**Task:**
Will you output the entries below exactly, skipping every image they contain?

>> START

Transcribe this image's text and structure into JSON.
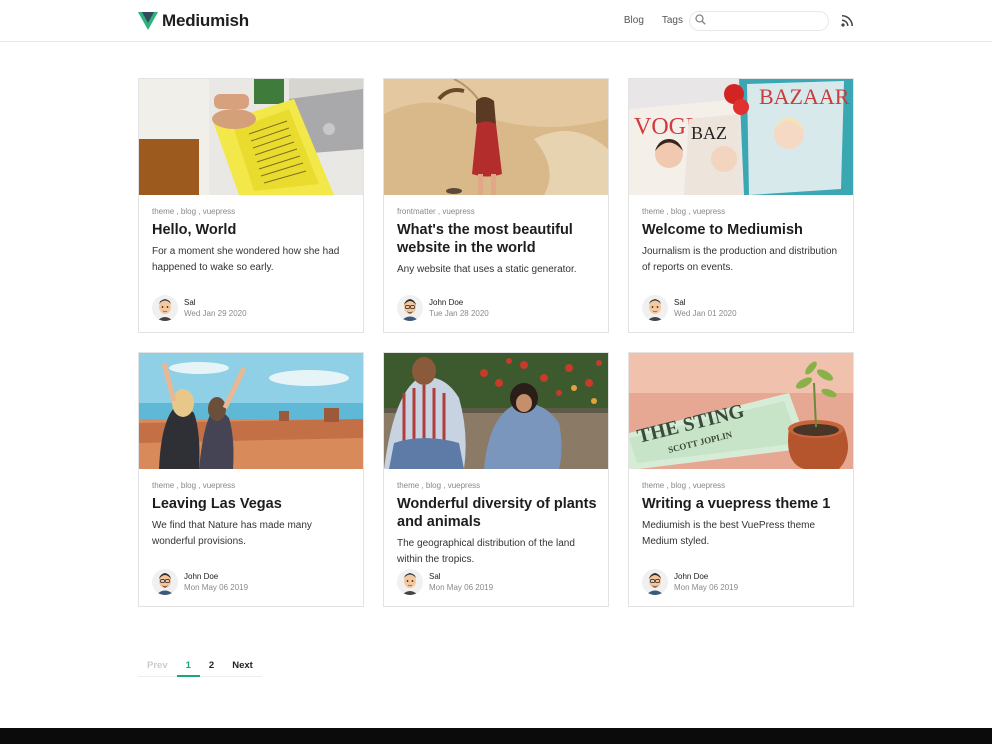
{
  "header": {
    "brand": "Mediumish",
    "nav": [
      {
        "label": "Blog"
      },
      {
        "label": "Tags"
      }
    ],
    "search": {
      "placeholder": "",
      "value": ""
    }
  },
  "posts": [
    {
      "tags": "theme , blog , vuepress",
      "title": "Hello, World",
      "excerpt": "For a moment she wondered how she had happened to wake so early.",
      "author": "Sal",
      "date": "Wed Jan 29 2020",
      "image": "newspaper-photo"
    },
    {
      "tags": "frontmatter , vuepress",
      "title": "What's the most beautiful website in the world",
      "excerpt": "Any website that uses a static generator.",
      "author": "John Doe",
      "date": "Tue Jan 28 2020",
      "image": "girl-on-sand-photo"
    },
    {
      "tags": "theme , blog , vuepress",
      "title": "Welcome to Mediumish",
      "excerpt": "Journalism is the production and distribution of reports on events.",
      "author": "Sal",
      "date": "Wed Jan 01 2020",
      "image": "magazines-photo"
    },
    {
      "tags": "theme , blog , vuepress",
      "title": "Leaving Las Vegas",
      "excerpt": "We find that Nature has made many wonderful provisions.",
      "author": "John Doe",
      "date": "Mon May 06 2019",
      "image": "desert-friends-photo"
    },
    {
      "tags": "theme , blog , vuepress",
      "title": "Wonderful diversity of plants and animals",
      "excerpt": "The geographical distribution of the land within the tropics.",
      "author": "Sal",
      "date": "Mon May 06 2019",
      "image": "friends-flowers-photo"
    },
    {
      "tags": "theme , blog , vuepress",
      "title": "Writing a vuepress theme 1",
      "excerpt": "Mediumish is the best VuePress theme Medium styled.",
      "author": "John Doe",
      "date": "Mon May 06 2019",
      "image": "the-sting-photo"
    }
  ],
  "pagination": {
    "prev": "Prev",
    "pages": [
      "1",
      "2"
    ],
    "current": "1",
    "next": "Next"
  },
  "colors": {
    "accent": "#19a57e",
    "brand_dark": "#34495e"
  }
}
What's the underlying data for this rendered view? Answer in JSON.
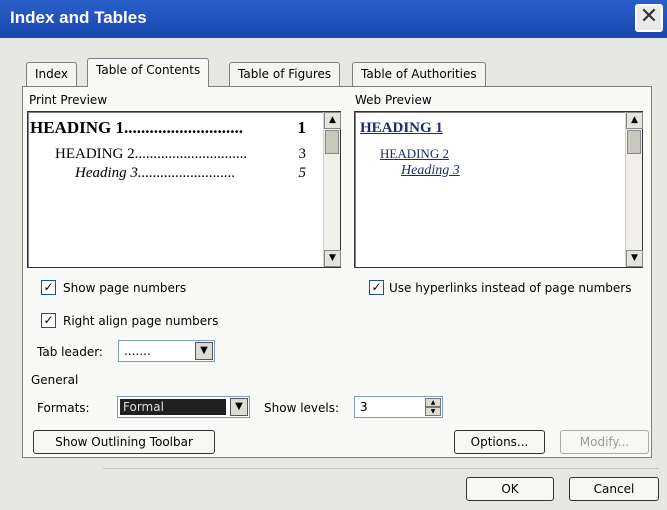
{
  "window": {
    "title": "Index and Tables",
    "close_glyph": "✕"
  },
  "tabs": [
    {
      "label": "Index",
      "active": false
    },
    {
      "label": "Table of Contents",
      "active": true
    },
    {
      "label": "Table of Figures",
      "active": false
    },
    {
      "label": "Table of Authorities",
      "active": false
    }
  ],
  "print_preview": {
    "label": "Print Preview",
    "heading1": "HEADING 1",
    "dots1": "............................",
    "num1": "1",
    "heading2": "HEADING 2",
    "dots2": "..............................",
    "num2": "3",
    "heading3": "Heading 3",
    "dots3": "..........................",
    "num3": "5"
  },
  "web_preview": {
    "label": "Web Preview",
    "heading1": "HEADING 1",
    "heading2": "HEADING 2",
    "heading3": "Heading 3"
  },
  "options": {
    "show_page_numbers": {
      "label": "Show page numbers",
      "checked": true
    },
    "right_align": {
      "label": "Right align page numbers",
      "checked": true
    },
    "hyperlinks": {
      "label": "Use hyperlinks instead of page numbers",
      "checked": true
    },
    "tab_leader": {
      "label": "Tab leader:",
      "value": "......."
    }
  },
  "general": {
    "label": "General",
    "formats": {
      "label": "Formats:",
      "value": "Formal"
    },
    "show_levels": {
      "label": "Show levels:",
      "value": "3"
    }
  },
  "buttons": {
    "outlining": "Show Outlining Toolbar",
    "options": "Options...",
    "modify": "Modify...",
    "ok": "OK",
    "cancel": "Cancel"
  },
  "icons": {
    "check": "✓",
    "scroll_up": "▲",
    "scroll_down": "▼",
    "dropdown": "▼",
    "spin_up": "▲",
    "spin_down": "▼"
  }
}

>> END

**Output:**
Transcribe this image's text and structure into JSON.
{
  "header": {
    "brand": "Mediumish",
    "nav": [
      {
        "label": "Blog"
      },
      {
        "label": "Tags"
      }
    ],
    "search": {
      "placeholder": "",
      "value": ""
    }
  },
  "posts": [
    {
      "tags": "theme , blog , vuepress",
      "title": "Hello, World",
      "excerpt": "For a moment she wondered how she had happened to wake so early.",
      "author": "Sal",
      "date": "Wed Jan 29 2020",
      "image": "newspaper-photo"
    },
    {
      "tags": "frontmatter , vuepress",
      "title": "What's the most beautiful website in the world",
      "excerpt": "Any website that uses a static generator.",
      "author": "John Doe",
      "date": "Tue Jan 28 2020",
      "image": "girl-on-sand-photo"
    },
    {
      "tags": "theme , blog , vuepress",
      "title": "Welcome to Mediumish",
      "excerpt": "Journalism is the production and distribution of reports on events.",
      "author": "Sal",
      "date": "Wed Jan 01 2020",
      "image": "magazines-photo"
    },
    {
      "tags": "theme , blog , vuepress",
      "title": "Leaving Las Vegas",
      "excerpt": "We find that Nature has made many wonderful provisions.",
      "author": "John Doe",
      "date": "Mon May 06 2019",
      "image": "desert-friends-photo"
    },
    {
      "tags": "theme , blog , vuepress",
      "title": "Wonderful diversity of plants and animals",
      "excerpt": "The geographical distribution of the land within the tropics.",
      "author": "Sal",
      "date": "Mon May 06 2019",
      "image": "friends-flowers-photo"
    },
    {
      "tags": "theme , blog , vuepress",
      "title": "Writing a vuepress theme 1",
      "excerpt": "Mediumish is the best VuePress theme Medium styled.",
      "author": "John Doe",
      "date": "Mon May 06 2019",
      "image": "the-sting-photo"
    }
  ],
  "pagination": {
    "prev": "Prev",
    "pages": [
      "1",
      "2"
    ],
    "current": "1",
    "next": "Next"
  },
  "colors": {
    "accent": "#19a57e",
    "brand_dark": "#34495e"
  }
}
What's the underlying data for this rendered view? Answer in JSON.
{
  "window": {
    "title": "Index and Tables",
    "close_glyph": "✕"
  },
  "tabs": [
    {
      "label": "Index",
      "active": false
    },
    {
      "label": "Table of Contents",
      "active": true
    },
    {
      "label": "Table of Figures",
      "active": false
    },
    {
      "label": "Table of Authorities",
      "active": false
    }
  ],
  "print_preview": {
    "label": "Print Preview",
    "heading1": "HEADING 1",
    "dots1": "............................",
    "num1": "1",
    "heading2": "HEADING 2",
    "dots2": "..............................",
    "num2": "3",
    "heading3": "Heading 3",
    "dots3": "..........................",
    "num3": "5"
  },
  "web_preview": {
    "label": "Web Preview",
    "heading1": "HEADING 1",
    "heading2": "HEADING 2",
    "heading3": "Heading 3"
  },
  "options": {
    "show_page_numbers": {
      "label": "Show page numbers",
      "checked": true
    },
    "right_align": {
      "label": "Right align page numbers",
      "checked": true
    },
    "hyperlinks": {
      "label": "Use hyperlinks instead of page numbers",
      "checked": true
    },
    "tab_leader": {
      "label": "Tab leader:",
      "value": "......."
    }
  },
  "general": {
    "label": "General",
    "formats": {
      "label": "Formats:",
      "value": "Formal"
    },
    "show_levels": {
      "label": "Show levels:",
      "value": "3"
    }
  },
  "buttons": {
    "outlining": "Show Outlining Toolbar",
    "options": "Options...",
    "modify": "Modify...",
    "ok": "OK",
    "cancel": "Cancel"
  },
  "icons": {
    "check": "✓",
    "scroll_up": "▲",
    "scroll_down": "▼",
    "dropdown": "▼",
    "spin_up": "▲",
    "spin_down": "▼"
  }
}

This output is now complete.